Please resume the passage below on the FTC's order against EverAlbum, picking up right after its final sentence.
[Extract — start]
In an unusual departure from prior settlements, the Federal Trade Commission (FTC) has required a company to delete the facial recognition algorithm that was allegedly developed using improperly obtained user consent. Reinforcing its stance against the alleged improper harvesting of user content for facial recognition software, the FTC announced its January 2021 administrative complaint and proposed consent order against California company EverAlbum, Inc. The FTC alleged the company used its Ever App users' photos to develop facial recognition technology for its business line, Paravision, which develops and markets facial recognition software. In essence, one commissioner explained, "The company enhanced their facial recognition technology by allegedly baiting consumers into using Ever, a 'free' app that allowed users to store and modify photos." Thus, in response, the FTC has taken the exceptional step of requiring the company not only delete wrongly obtained user content but also delete the algorithms and models derived from that content.
[Extract — finish]
[Records — start]
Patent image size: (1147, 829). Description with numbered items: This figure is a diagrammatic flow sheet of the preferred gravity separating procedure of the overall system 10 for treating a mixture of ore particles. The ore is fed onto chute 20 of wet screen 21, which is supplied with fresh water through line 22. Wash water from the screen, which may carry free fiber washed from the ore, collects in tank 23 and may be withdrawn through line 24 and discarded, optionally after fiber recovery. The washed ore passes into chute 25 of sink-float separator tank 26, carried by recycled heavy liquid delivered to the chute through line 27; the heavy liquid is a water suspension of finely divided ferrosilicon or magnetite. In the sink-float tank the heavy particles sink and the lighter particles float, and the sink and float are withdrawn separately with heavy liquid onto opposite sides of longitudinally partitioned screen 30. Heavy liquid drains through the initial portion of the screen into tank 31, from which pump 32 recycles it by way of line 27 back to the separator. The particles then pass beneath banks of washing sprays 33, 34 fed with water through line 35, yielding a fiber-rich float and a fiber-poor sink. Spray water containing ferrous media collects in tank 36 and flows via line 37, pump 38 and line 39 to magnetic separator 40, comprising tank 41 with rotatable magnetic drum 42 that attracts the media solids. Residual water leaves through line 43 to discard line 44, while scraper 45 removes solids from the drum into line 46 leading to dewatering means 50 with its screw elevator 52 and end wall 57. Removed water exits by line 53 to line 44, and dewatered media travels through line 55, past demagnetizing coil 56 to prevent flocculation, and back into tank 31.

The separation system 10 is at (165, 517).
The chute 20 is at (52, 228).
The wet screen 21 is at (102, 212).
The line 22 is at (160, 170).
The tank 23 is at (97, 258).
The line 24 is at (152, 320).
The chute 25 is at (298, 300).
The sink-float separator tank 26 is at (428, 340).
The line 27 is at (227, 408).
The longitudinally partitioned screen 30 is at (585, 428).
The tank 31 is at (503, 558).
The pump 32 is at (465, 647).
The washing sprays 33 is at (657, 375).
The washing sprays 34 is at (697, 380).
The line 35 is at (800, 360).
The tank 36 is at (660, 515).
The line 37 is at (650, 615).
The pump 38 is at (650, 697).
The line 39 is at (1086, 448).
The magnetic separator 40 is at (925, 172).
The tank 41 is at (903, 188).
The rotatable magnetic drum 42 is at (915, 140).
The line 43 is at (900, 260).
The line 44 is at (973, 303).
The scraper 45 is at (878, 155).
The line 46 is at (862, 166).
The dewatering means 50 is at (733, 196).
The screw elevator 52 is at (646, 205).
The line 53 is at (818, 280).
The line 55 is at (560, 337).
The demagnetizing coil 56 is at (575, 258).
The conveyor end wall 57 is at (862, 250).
[Records — finish]
◆ Answer
The FTC alleged that in 2017, EverAlbum enabled face recognition by default for all users of its photo storage app, Ever, in connection with the rollout of a new organizational "Friends" feature on the app. Allegedly, behind the scenes, EverAlbum did not limit the use of face recognition to the Friends feature, but instead also pulled images from users' photos to further develop facial recognition software and to build services for Paravision. The FTC alleged two counts of violating Section 5(a) of the FTC Act.
The FTC's first count alleged that EverAlbum misrepresented to users in customer support articles that the facial recognition technology would not be in use unless the user affirmatively activated the Friends feature, when in reality the feature was allegedly in use by default and could not be deactivated by the user. The second count alleged the company misrepresented that it would delete user content if they deactivated their accounts when, in reality, the company allegedly kept user content indefinitely. The company neither admitted nor denied the allegations in its settlement.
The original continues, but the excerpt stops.